_Problem description_: Copy each line below that contains "如需改动".

_Items_:
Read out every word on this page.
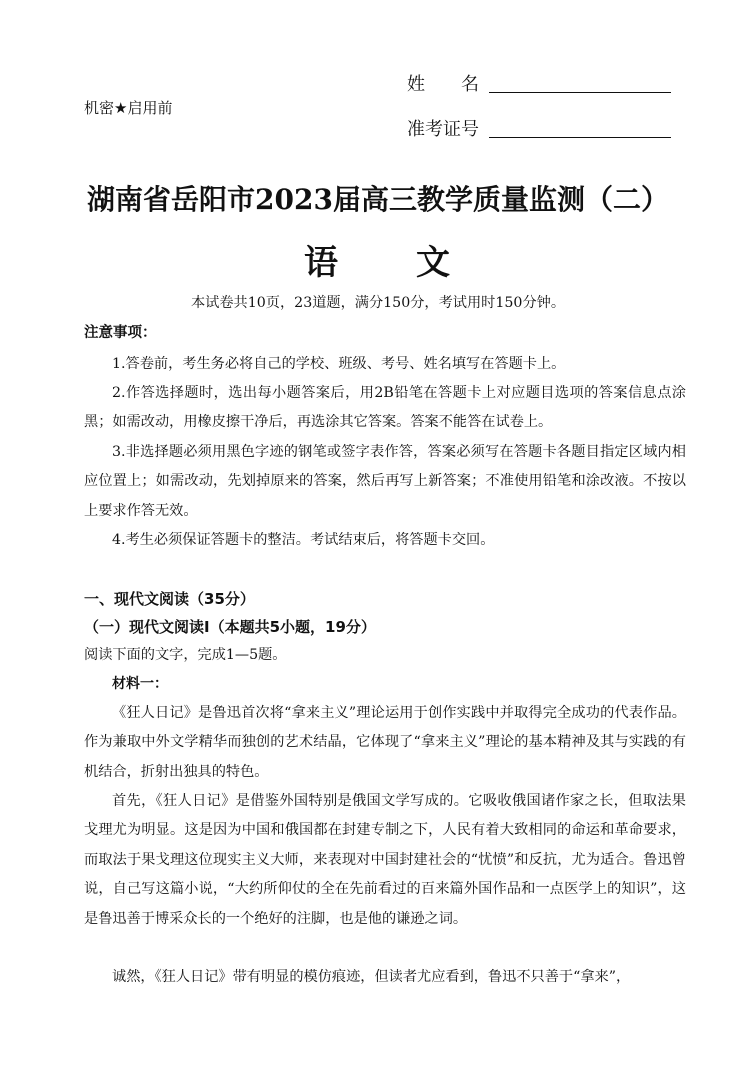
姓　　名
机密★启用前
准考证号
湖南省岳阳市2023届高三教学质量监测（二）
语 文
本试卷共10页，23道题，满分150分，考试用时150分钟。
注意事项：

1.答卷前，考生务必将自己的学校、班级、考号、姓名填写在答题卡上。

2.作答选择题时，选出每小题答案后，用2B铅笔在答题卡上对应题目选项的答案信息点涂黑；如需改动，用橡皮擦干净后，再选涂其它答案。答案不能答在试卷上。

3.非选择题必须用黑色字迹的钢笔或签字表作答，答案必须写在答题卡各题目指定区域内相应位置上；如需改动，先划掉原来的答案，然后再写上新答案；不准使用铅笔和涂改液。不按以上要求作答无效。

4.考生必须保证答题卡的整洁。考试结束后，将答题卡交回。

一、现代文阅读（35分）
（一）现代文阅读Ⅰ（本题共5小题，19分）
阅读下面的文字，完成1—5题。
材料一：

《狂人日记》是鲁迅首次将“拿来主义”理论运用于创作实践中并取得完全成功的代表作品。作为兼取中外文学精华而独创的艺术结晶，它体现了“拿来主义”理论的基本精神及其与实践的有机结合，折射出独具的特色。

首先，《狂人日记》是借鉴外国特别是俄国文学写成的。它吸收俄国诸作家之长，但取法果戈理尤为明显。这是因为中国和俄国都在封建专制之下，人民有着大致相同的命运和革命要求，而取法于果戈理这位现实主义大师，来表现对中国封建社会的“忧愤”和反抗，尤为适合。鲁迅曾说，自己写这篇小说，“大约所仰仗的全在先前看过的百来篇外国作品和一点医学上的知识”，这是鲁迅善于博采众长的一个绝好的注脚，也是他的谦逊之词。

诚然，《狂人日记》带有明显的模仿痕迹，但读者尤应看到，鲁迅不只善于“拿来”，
...
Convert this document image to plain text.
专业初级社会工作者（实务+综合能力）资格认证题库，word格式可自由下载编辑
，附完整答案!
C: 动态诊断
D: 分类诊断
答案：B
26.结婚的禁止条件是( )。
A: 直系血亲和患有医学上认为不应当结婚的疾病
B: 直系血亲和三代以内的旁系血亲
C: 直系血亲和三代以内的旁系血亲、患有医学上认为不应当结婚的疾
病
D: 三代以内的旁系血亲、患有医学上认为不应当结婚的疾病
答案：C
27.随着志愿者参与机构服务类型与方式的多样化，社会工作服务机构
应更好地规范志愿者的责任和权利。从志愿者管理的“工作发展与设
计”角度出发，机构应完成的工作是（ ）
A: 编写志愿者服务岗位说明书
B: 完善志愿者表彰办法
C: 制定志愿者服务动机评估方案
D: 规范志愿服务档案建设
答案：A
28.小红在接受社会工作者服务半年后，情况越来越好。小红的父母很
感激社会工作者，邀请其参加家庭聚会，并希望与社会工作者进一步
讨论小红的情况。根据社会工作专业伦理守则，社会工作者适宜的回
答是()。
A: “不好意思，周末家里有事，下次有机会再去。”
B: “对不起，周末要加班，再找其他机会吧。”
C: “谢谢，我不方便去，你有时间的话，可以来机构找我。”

_Answer to this problem_:
2.作答选择题时，选出每小题答案后，用2B铅笔在答题卡上对应题目选项的答案信息点涂黑；如需改动，用橡皮擦干净后，再选涂其它答案。答案不能答在试卷上。
3.非选择题必须用黑色字迹的钢笔或签字表作答，答案必须写在答题卡各题目指定区域内相应位置上；如需改动，先划掉原来的答案，然后再写上新答案；不准使用铅笔和涂改液。不按以上要求作答无效。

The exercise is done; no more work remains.